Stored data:

—————

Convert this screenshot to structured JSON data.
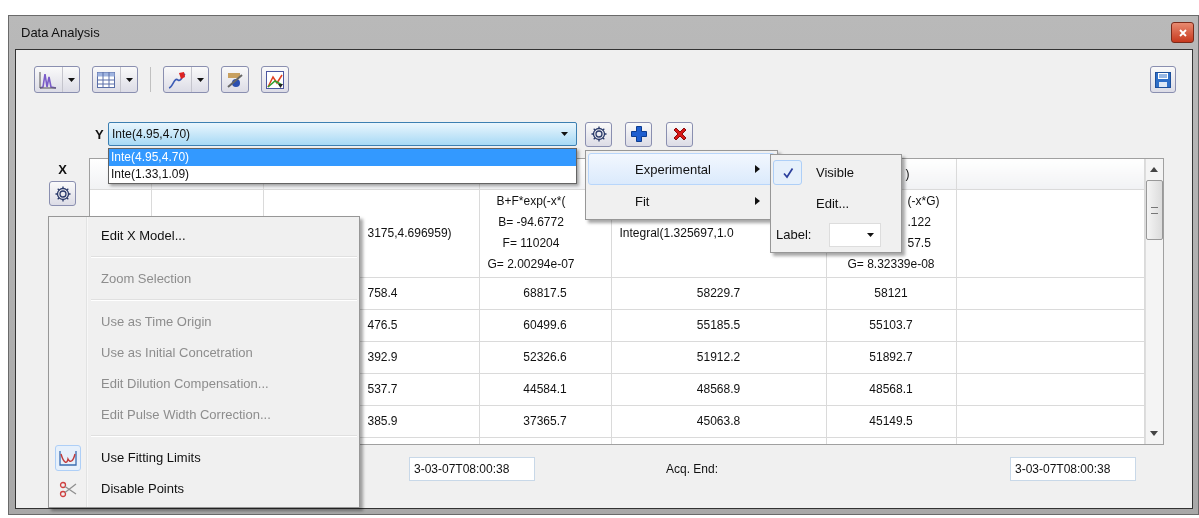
{
  "window": {
    "title": "Data Analysis"
  },
  "y_selector": {
    "label": "Y",
    "value": "Inte(4.95,4.70)",
    "options": [
      {
        "label": "Inte(4.95,4.70)",
        "selected": true
      },
      {
        "label": "Inte(1.33,1.09)",
        "selected": false
      }
    ]
  },
  "x_label": "X",
  "table": {
    "header": {
      "column_6": ")"
    },
    "rows": [
      {
        "column_3": "3175,4.696959)",
        "column_4": [
          "B+F*exp(-x*(",
          "B= -94.6772",
          "F= 110204",
          "G= 2.00294e-07"
        ],
        "column_5": "Integral(1.325697,1.0",
        "column_6": [
          "(-x*G)",
          ".122",
          "57.5",
          "G= 8.32339e-08"
        ]
      },
      {
        "column_3": "758.4",
        "column_4": "68817.5",
        "column_5": "58229.7",
        "column_6": "58121"
      },
      {
        "column_3": "476.5",
        "column_4": "60499.6",
        "column_5": "55185.5",
        "column_6": "55103.7"
      },
      {
        "column_3": "392.9",
        "column_4": "52326.6",
        "column_5": "51912.2",
        "column_6": "51892.7"
      },
      {
        "column_3": "537.7",
        "column_4": "44584.1",
        "column_5": "48568.9",
        "column_6": "48568.1"
      },
      {
        "column_3": "385.9",
        "column_4": "37365.7",
        "column_5": "45063.8",
        "column_6": "45149.5"
      }
    ]
  },
  "footer": {
    "start_value": "3-03-07T08:00:38",
    "end_label": "Acq. End:",
    "end_value": "3-03-07T08:00:38"
  },
  "context_menu": [
    {
      "kind": "item",
      "label": "Edit X Model...",
      "disabled": false,
      "checked": false
    },
    {
      "kind": "separator"
    },
    {
      "kind": "item",
      "label": "Zoom Selection",
      "disabled": true,
      "checked": false
    },
    {
      "kind": "separator"
    },
    {
      "kind": "item",
      "label": "Use as Time Origin",
      "disabled": true,
      "checked": false
    },
    {
      "kind": "item",
      "label": "Use as Initial Concetration",
      "disabled": true,
      "checked": false
    },
    {
      "kind": "item",
      "label": "Edit Dilution Compensation...",
      "disabled": true,
      "checked": false
    },
    {
      "kind": "item",
      "label": "Edit Pulse Width Correction...",
      "disabled": true,
      "checked": false
    },
    {
      "kind": "separator"
    },
    {
      "kind": "curve",
      "label": "Use Fitting Limits",
      "disabled": false,
      "checked": true
    },
    {
      "kind": "scissors",
      "label": "Disable Points",
      "disabled": false,
      "checked": false
    }
  ],
  "series_menu": [
    {
      "label": "Experimental",
      "selected": true
    },
    {
      "label": "Fit",
      "selected": false
    }
  ],
  "submenu": [
    {
      "kind": "check",
      "label": "Visible",
      "checked": true
    },
    {
      "kind": "check",
      "label": "Edit...",
      "checked": false
    },
    {
      "kind": "combo",
      "label": "Label:"
    }
  ]
}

—————

● **Work to do**: Only the number is required: the count of lines containing the word "Edit".

● **Response to this task**: 4